━━━ Information shown ━━━
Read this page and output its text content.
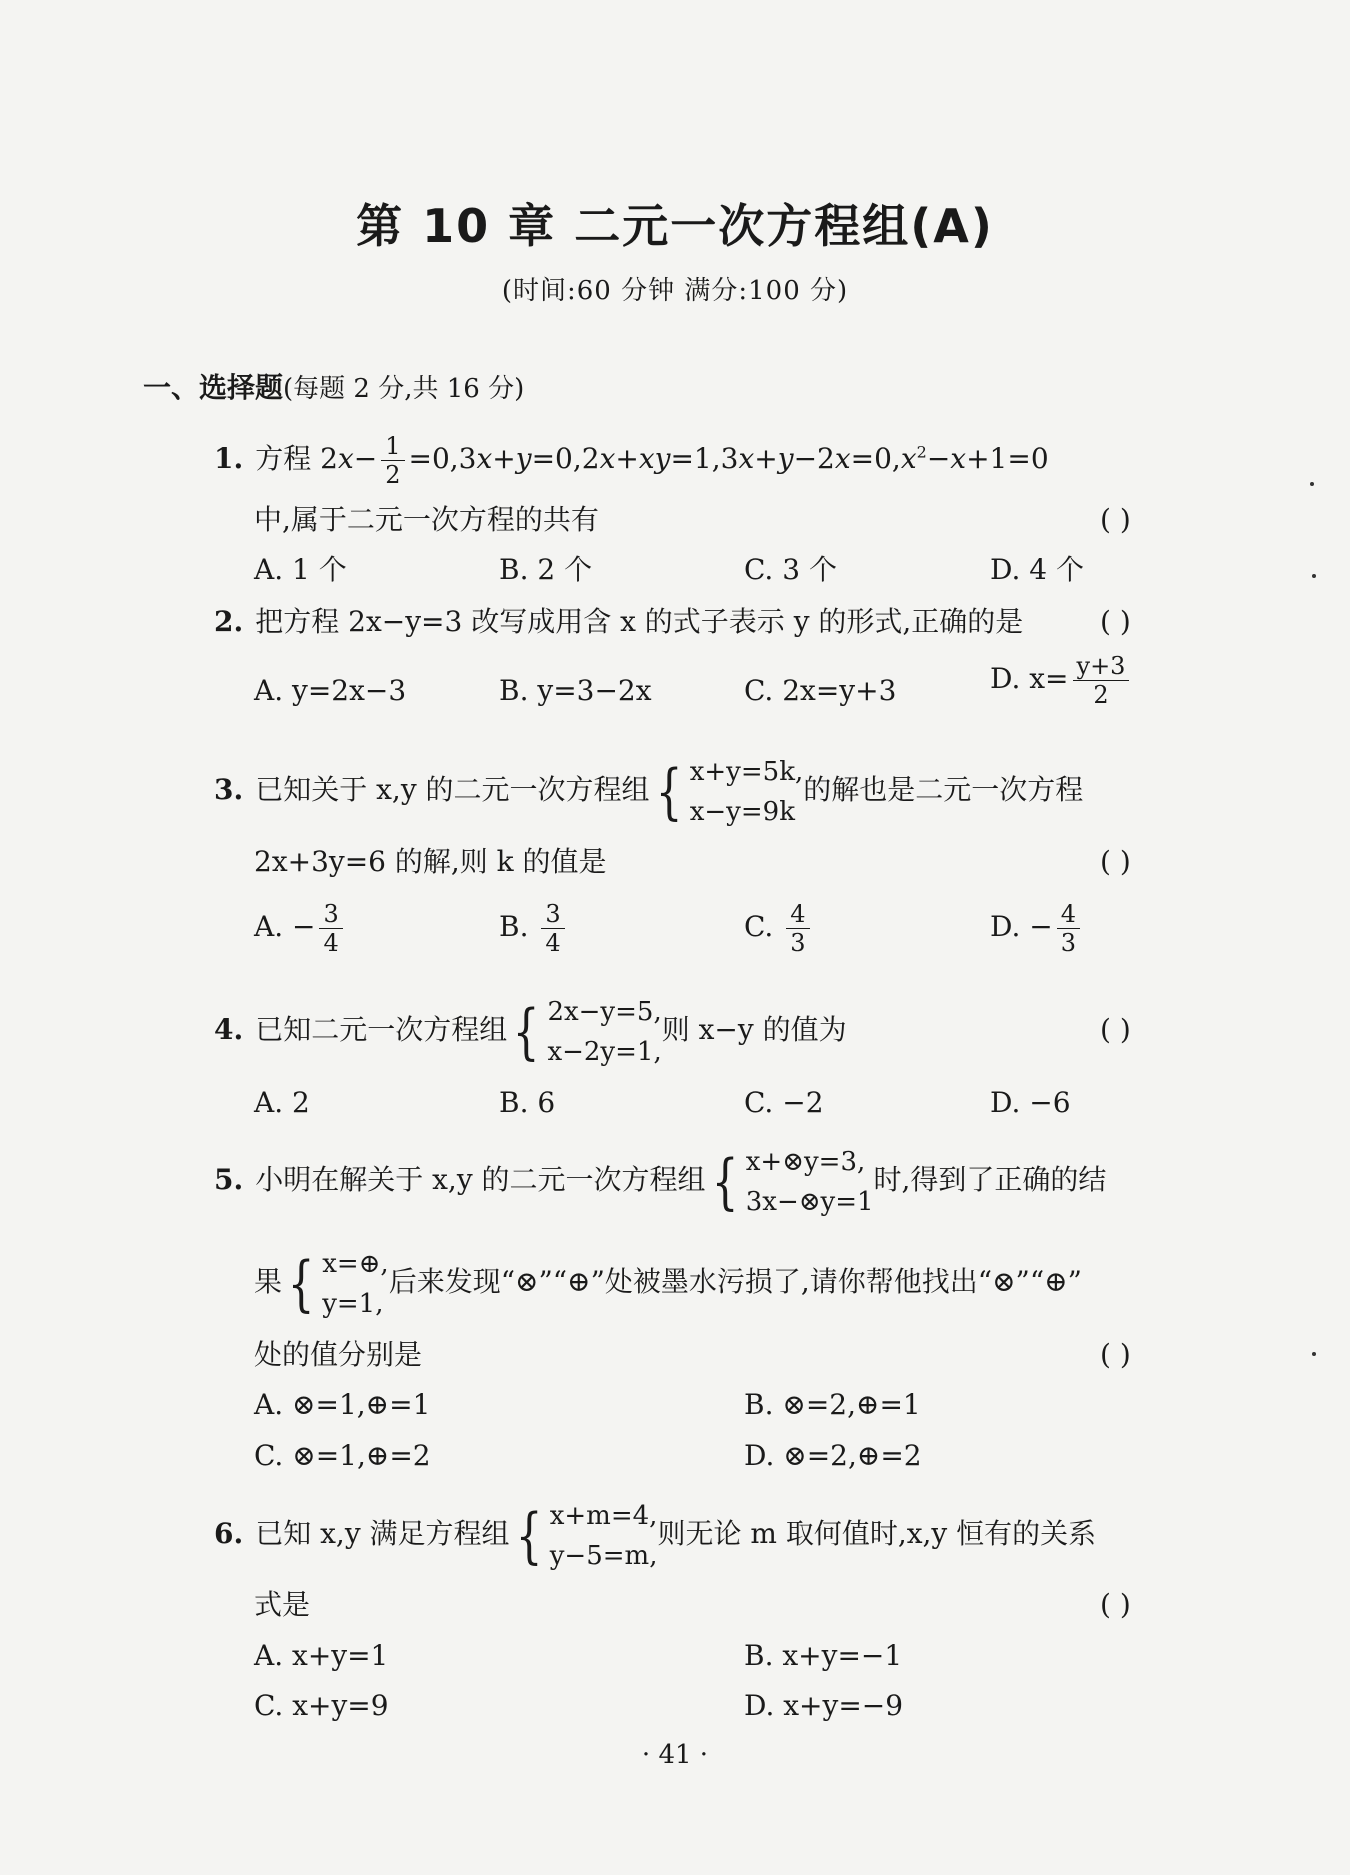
第 10 章 二元一次方程组(A)
(时间:60 分钟 满分:100 分)
一、选择题(每题 2 分,共 16 分)
1. 方程 $2x- \frac{1}{2} =0,3x+y=0,2x+xy=1,3x+y-2x=0,x^2-x+1=0$
中,属于二元一次方程的共有	( )
A. 1 个	B. 2 个	C. 3 个	D. 4 个
2. 把方程 2x−y=3 改写成用含 x 的式子表示 y 的形式,正确的是	( )
A. y=2x−3	B. y=3−2x	C. 2x=y+3	D. $x= \frac{y+3}{2}$
3. 已知关于 x,y 的二元一次方程组 { x+y=5k,
x−y=9k
的解也是二元一次方程
2x+3y=6 的解,则 k 的值是	( )
A. − $\frac{3}{4}$	B. $\frac{3}{4}$	C. $\frac{4}{3}$	D. − $\frac{4}{3}$
4. 已知二元一次方程组 { 2x−y=5,
x−2y=1,
则 x−y 的值为	( )
A. 2	B. 6	C. −2	D. −6
5. 小明在解关于 x,y 的二元一次方程组 { x+⊗y=3,
3x−⊗y=1
时,得到了正确的结
果 { x=⊕,
y=1,
后来发现“⊗”“⊕”处被墨水污损了,请你帮他找出“⊗”“⊕”
处的值分别是	( )
A. ⊗=1,⊕=1	B. ⊗=2,⊕=1
C. ⊗=1,⊕=2	D. ⊗=2,⊕=2
6. 已知 x,y 满足方程组 { x+m=4,
y−5=m,
则无论 m 取何值时,x,y 恒有的关系
式是	( )
A. x+y=1	B. x+y=−1
C. x+y=9	D. x+y=−9
· 41 ·
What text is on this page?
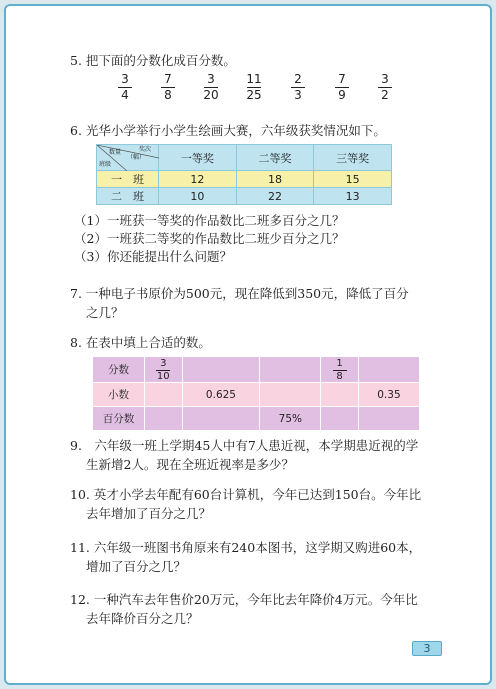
5. 把下面的分数化成百分数。
3
4
7
8
3
20
11
25
2
3
7
9
3
2
6. 光华小学举行小学生绘画大赛，六年级获奖情况如下。
奖次
（幅）
数量
班级	一等奖	二等奖	三等奖
一　班	12	18	15
二　班	10	22	13
（1）一班获一等奖的作品数比二班多百分之几？
（2）一班获二等奖的作品数比二班少百分之几？
（3）你还能提出什么问题？
7. 一种电子书原价为500元，现在降低到350元，降低了百分
之几？
8. 在表中填上合适的数。
分数	$\frac{3}{10}$			$\frac{1}{8}$

小数		0.625			0.35
百分数			75%		
9.　六年级一班上学期45人中有7人患近视，本学期患近视的学
生新增2人。现在全班近视率是多少？
10. 英才小学去年配有60台计算机，今年已达到150台。今年比
去年增加了百分之几？
11. 六年级一班图书角原来有240本图书，这学期又购进60本，
增加了百分之几？
12. 一种汽车去年售价20万元，今年比去年降价4万元。今年比
去年降价百分之几？
3
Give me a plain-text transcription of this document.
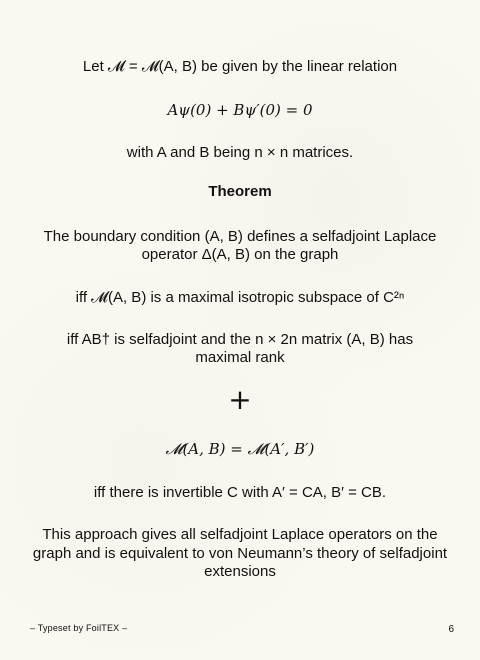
Let 𝓜 = 𝓜(A, B) be given by the linear relation
Aψ(0) + Bψ′(0) = 0
with A and B being n × n matrices.
Theorem
The boundary condition (A, B) defines a selfadjoint Laplace
operator Δ(A, B) on the graph
iff 𝓜(A, B) is a maximal isotropic subspace of C²ⁿ
iff AB† is selfadjoint and the n × 2n matrix (A, B) has
maximal rank
+
𝓜(A, B) = 𝓜(A′, B′)
iff there is invertible C with A′ = CA, B′ = CB.
This approach gives all selfadjoint Laplace operators on the
graph and is equivalent to von Neumann’s theory of selfadjoint
extensions
– Typeset by FoilTEX –	6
━━━
Required work: From the listing above, copy all lines holding the word "graph".

Result:
operator Δ(A, B) on the graph
graph and is equivalent to von Neumann’s theory of selfadjoint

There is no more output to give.